Directions for this task
Omit the pictures, then reproduce every remaining record exactly.

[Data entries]
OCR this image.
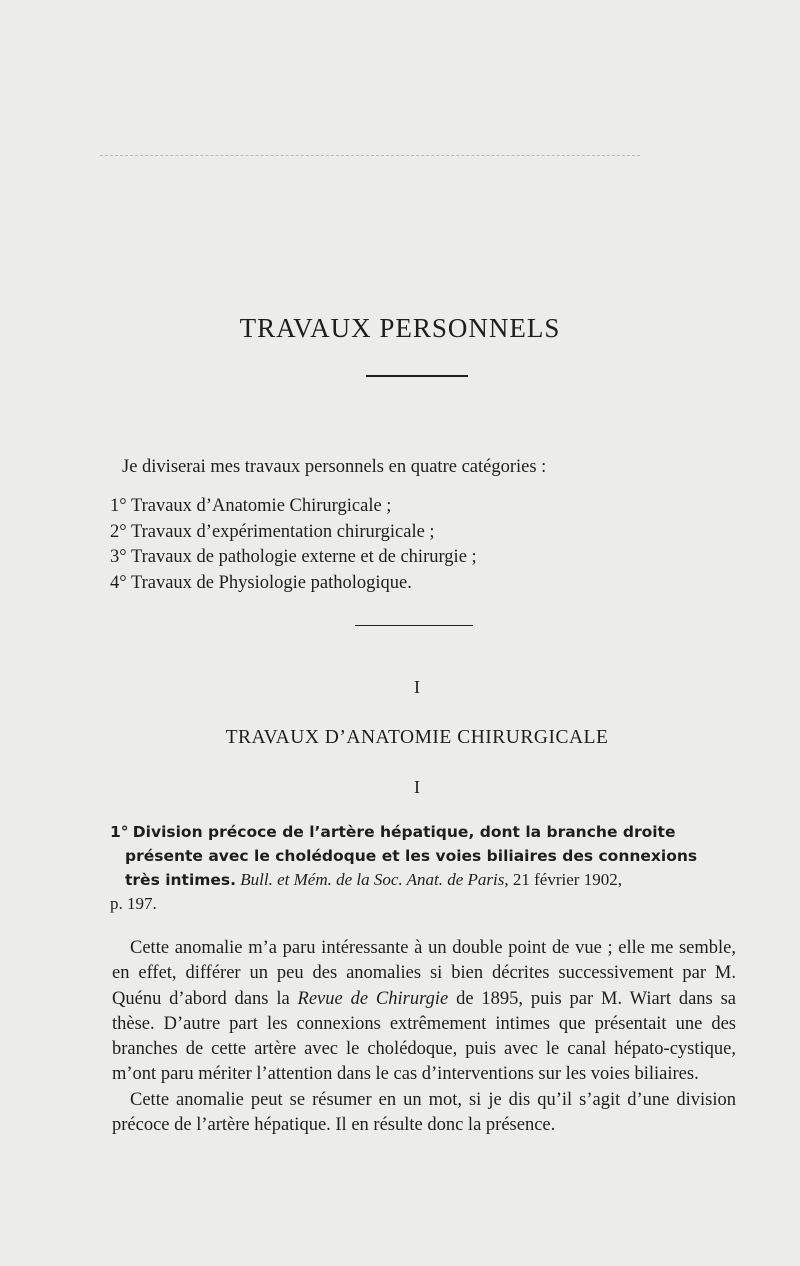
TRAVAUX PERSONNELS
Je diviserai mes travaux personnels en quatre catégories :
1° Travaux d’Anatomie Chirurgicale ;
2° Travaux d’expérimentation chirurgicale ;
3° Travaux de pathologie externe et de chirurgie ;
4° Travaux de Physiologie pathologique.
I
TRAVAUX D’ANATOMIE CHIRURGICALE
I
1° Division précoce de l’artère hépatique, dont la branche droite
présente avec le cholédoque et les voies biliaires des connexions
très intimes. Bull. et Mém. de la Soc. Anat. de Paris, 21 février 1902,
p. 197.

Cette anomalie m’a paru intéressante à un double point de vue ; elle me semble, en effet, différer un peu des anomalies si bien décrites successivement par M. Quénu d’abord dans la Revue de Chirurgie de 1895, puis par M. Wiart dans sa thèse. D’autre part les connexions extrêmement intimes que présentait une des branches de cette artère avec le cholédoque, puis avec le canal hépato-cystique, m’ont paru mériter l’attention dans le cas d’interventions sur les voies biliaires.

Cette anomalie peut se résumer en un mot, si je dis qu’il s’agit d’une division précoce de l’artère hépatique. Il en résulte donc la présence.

Output of the exercise
OCR this image.
TRAVAUX PERSONNELS
Je diviserai mes travaux personnels en quatre catégories :
1° Travaux d’Anatomie Chirurgicale ;
2° Travaux d’expérimentation chirurgicale ;
3° Travaux de pathologie externe et de chirurgie ;
4° Travaux de Physiologie pathologique.
I
TRAVAUX D’ANATOMIE CHIRURGICALE
I
1° Division précoce de l’artère hépatique, dont la branche droite
présente avec le cholédoque et les voies biliaires des connexions
très intimes. Bull. et Mém. de la Soc. Anat. de Paris, 21 février 1902,
p. 197.

Cette anomalie m’a paru intéressante à un double point de vue ; elle me semble, en effet, différer un peu des anomalies si bien décrites successivement par M. Quénu d’abord dans la Revue de Chirurgie de 1895, puis par M. Wiart dans sa thèse. D’autre part les connexions extrêmement intimes que présentait une des branches de cette artère avec le cholédoque, puis avec le canal hépato-cystique, m’ont paru mériter l’attention dans le cas d’interventions sur les voies biliaires.

Cette anomalie peut se résumer en un mot, si je dis qu’il s’agit d’une division précoce de l’artère hépatique. Il en résulte donc la présence.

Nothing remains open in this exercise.